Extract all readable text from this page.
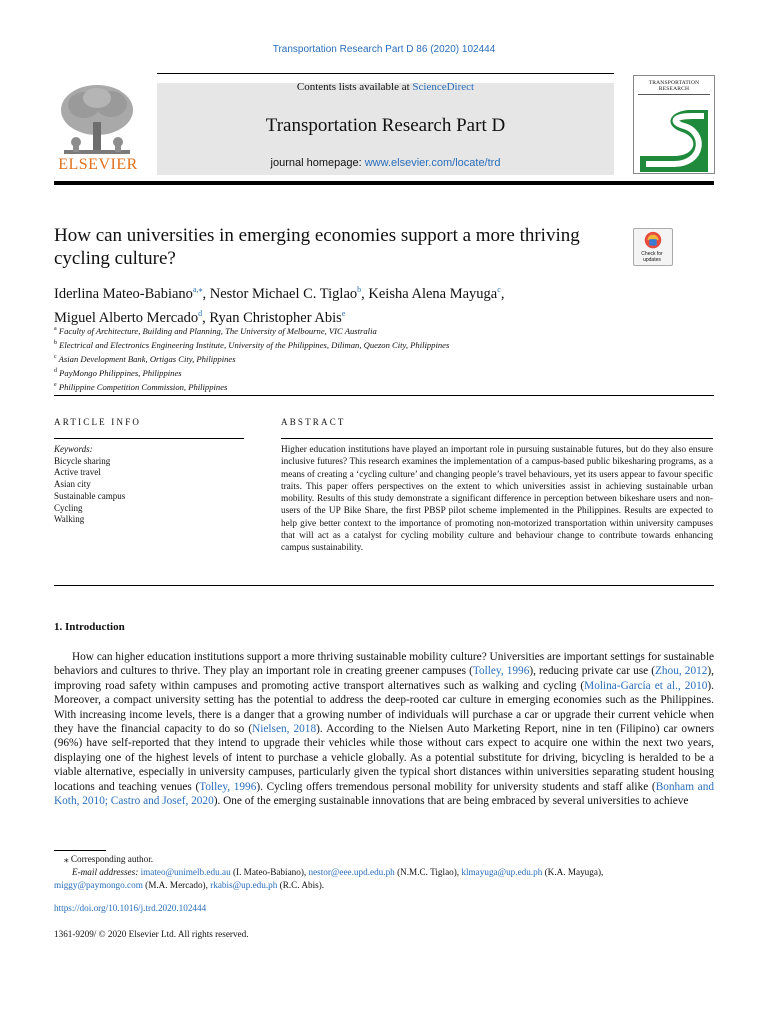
Transportation Research Part D 86 (2020) 102444
ELSEVIER
Contents lists available at ScienceDirect
Transportation Research Part D
journal homepage: www.elsevier.com/locate/trd
TRANSPORTATION RESEARCH
How can universities in emerging economies support a more thriving cycling culture?	Check for updates
Iderlina Mateo-Babiano$^{a,⁎}$, Nestor Michael C. Tiglao$^b$, Keisha Alena Mayuga$^c$,
Miguel Alberto Mercado$^d$, Ryan Christopher Abis$^e$
$^a$ Faculty of Architecture, Building and Planning, The University of Melbourne, VIC Australia
$^b$ Electrical and Electronics Engineering Institute, University of the Philippines, Diliman, Quezon City, Philippines
$^c$ Asian Development Bank, Ortigas City, Philippines
$^d$ PayMongo Philippines, Philippines
$^e$ Philippine Competition Commission, Philippines
ARTICLE INFO
Keywords:
Bicycle sharing
Active travel
Asian city
Sustainable campus
Cycling
Walking
ABSTRACT
Higher education institutions have played an important role in pursuing sustainable futures, but do they also ensure inclusive futures? This research examines the implementation of a campus-based public bikesharing programs, as a means of creating a ‘cycling culture’ and changing people’s travel behaviours, yet its users appear to favour specific traits. This paper offers perspectives on the extent to which universities assist in achieving sustainable urban mobility. Results of this study demonstrate a significant difference in perception between bikeshare users and non-users of the UP Bike Share, the first PBSP pilot scheme implemented in the Philippines. Results are expected to help give better context to the importance of promoting non-motorized transportation within university campuses that will act as a catalyst for cycling mobility culture and behaviour change to contribute towards enhancing campus sustainability.
1. Introduction
How can higher education institutions support a more thriving sustainable mobility culture? Universities are important settings for sustainable behaviors and cultures to thrive. They play an important role in creating greener campuses (Tolley, 1996), reducing private car use (Zhou, 2012), improving road safety within campuses and promoting active transport alternatives such as walking and cycling (Molina-García et al., 2010). Moreover, a compact university setting has the potential to address the deep-rooted car culture in emerging economies such as the Philippines. With increasing income levels, there is a danger that a growing number of individuals will purchase a car or upgrade their current vehicle when they have the financial capacity to do so (Nielsen, 2018). According to the Nielsen Auto Marketing Report, nine in ten (Filipino) car owners (96%) have self-reported that they intend to upgrade their vehicles while those without cars expect to acquire one within the next two years, displaying one of the highest levels of intent to purchase a vehicle globally. As a potential substitute for driving, bicycling is heralded to be a viable alternative, especially in university campuses, particularly given the typical short distances within universities separating student housing locations and teaching venues (Tolley, 1996). Cycling offers tremendous personal mobility for university students and staff alike (Bonham and Koth, 2010; Castro and Josef, 2020). One of the emerging sustainable innovations that are being embraced by several universities to achieve
⁎ Corresponding author.
E-mail addresses: imateo@unimelb.edu.au (I. Mateo-Babiano), nestor@eee.upd.edu.ph (N.M.C. Tiglao), klmayuga@up.edu.ph (K.A. Mayuga),
miggy@paymongo.com (M.A. Mercado), rkabis@up.edu.ph (R.C. Abis).
https://doi.org/10.1016/j.trd.2020.102444
1361-9209/ © 2020 Elsevier Ltd. All rights reserved.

###

**Work to do**
Each line that holds the string "Babiano" counts once; give the total and nothing else.

**Written response**
2